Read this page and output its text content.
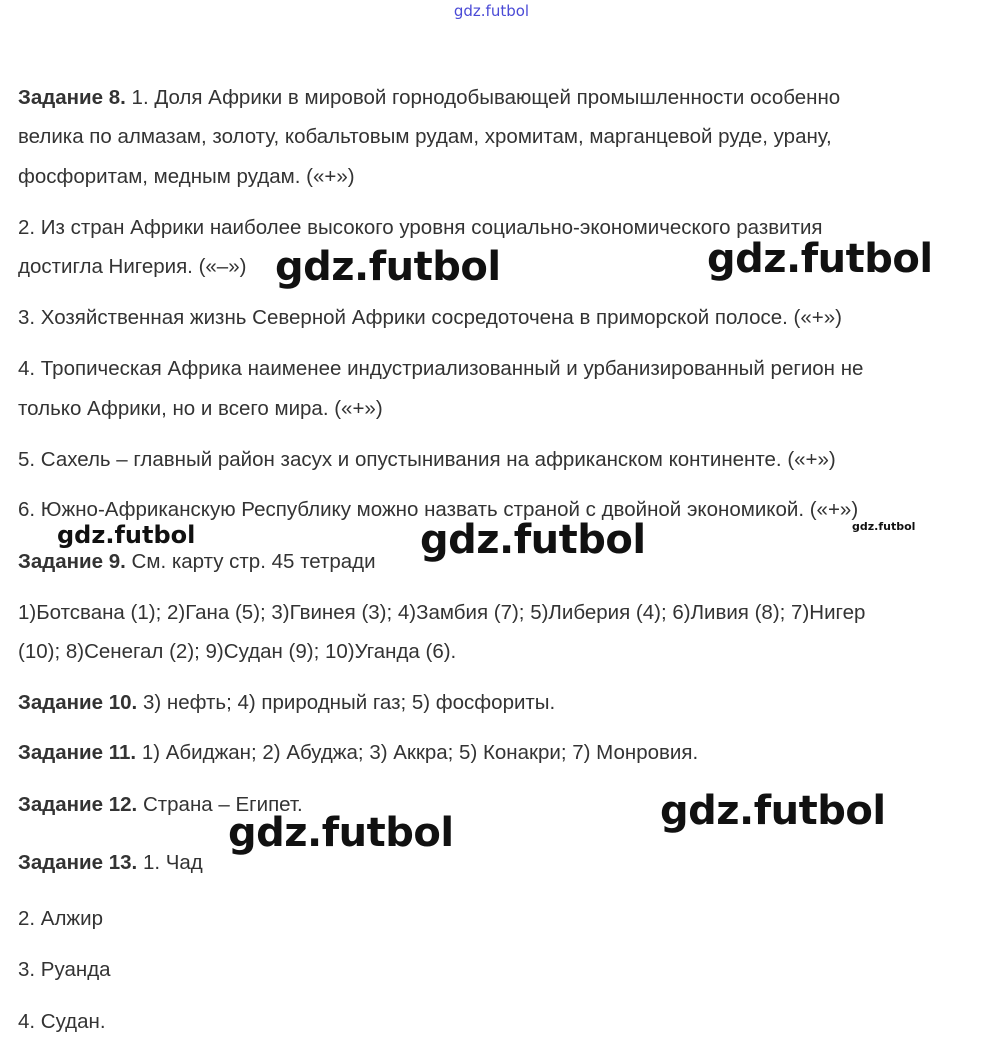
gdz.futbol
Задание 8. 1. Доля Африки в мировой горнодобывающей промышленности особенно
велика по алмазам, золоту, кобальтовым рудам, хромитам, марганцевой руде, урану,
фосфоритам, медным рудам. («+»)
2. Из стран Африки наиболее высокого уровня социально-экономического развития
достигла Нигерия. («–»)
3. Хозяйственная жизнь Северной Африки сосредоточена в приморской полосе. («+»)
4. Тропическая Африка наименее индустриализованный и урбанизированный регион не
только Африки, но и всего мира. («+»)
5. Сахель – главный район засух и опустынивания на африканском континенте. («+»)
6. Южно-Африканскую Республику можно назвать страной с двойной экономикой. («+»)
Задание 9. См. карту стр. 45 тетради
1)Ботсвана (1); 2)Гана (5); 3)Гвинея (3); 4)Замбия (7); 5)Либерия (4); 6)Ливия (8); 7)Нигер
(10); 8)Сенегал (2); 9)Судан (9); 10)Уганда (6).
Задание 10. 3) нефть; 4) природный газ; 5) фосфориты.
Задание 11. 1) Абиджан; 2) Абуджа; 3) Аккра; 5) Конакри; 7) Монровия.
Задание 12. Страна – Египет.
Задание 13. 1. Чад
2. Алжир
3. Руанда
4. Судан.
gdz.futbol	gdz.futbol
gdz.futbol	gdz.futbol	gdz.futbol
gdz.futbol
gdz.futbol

> **WORK INSTRUCTIONS**:
Give an exact copy of the material, leaving out every picture.

> **OUTPUT**:
Read this page and output its text content.
gdz.futbol
Задание 8. 1. Доля Африки в мировой горнодобывающей промышленности особенно
велика по алмазам, золоту, кобальтовым рудам, хромитам, марганцевой руде, урану,
фосфоритам, медным рудам. («+»)
2. Из стран Африки наиболее высокого уровня социально-экономического развития
достигла Нигерия. («–»)
3. Хозяйственная жизнь Северной Африки сосредоточена в приморской полосе. («+»)
4. Тропическая Африка наименее индустриализованный и урбанизированный регион не
только Африки, но и всего мира. («+»)
5. Сахель – главный район засух и опустынивания на африканском континенте. («+»)
6. Южно-Африканскую Республику можно назвать страной с двойной экономикой. («+»)
Задание 9. См. карту стр. 45 тетради
1)Ботсвана (1); 2)Гана (5); 3)Гвинея (3); 4)Замбия (7); 5)Либерия (4); 6)Ливия (8); 7)Нигер
(10); 8)Сенегал (2); 9)Судан (9); 10)Уганда (6).
Задание 10. 3) нефть; 4) природный газ; 5) фосфориты.
Задание 11. 1) Абиджан; 2) Абуджа; 3) Аккра; 5) Конакри; 7) Монровия.
Задание 12. Страна – Египет.
Задание 13. 1. Чад
2. Алжир
3. Руанда
4. Судан.
gdz.futbol	gdz.futbol
gdz.futbol	gdz.futbol	gdz.futbol
gdz.futbol
gdz.futbol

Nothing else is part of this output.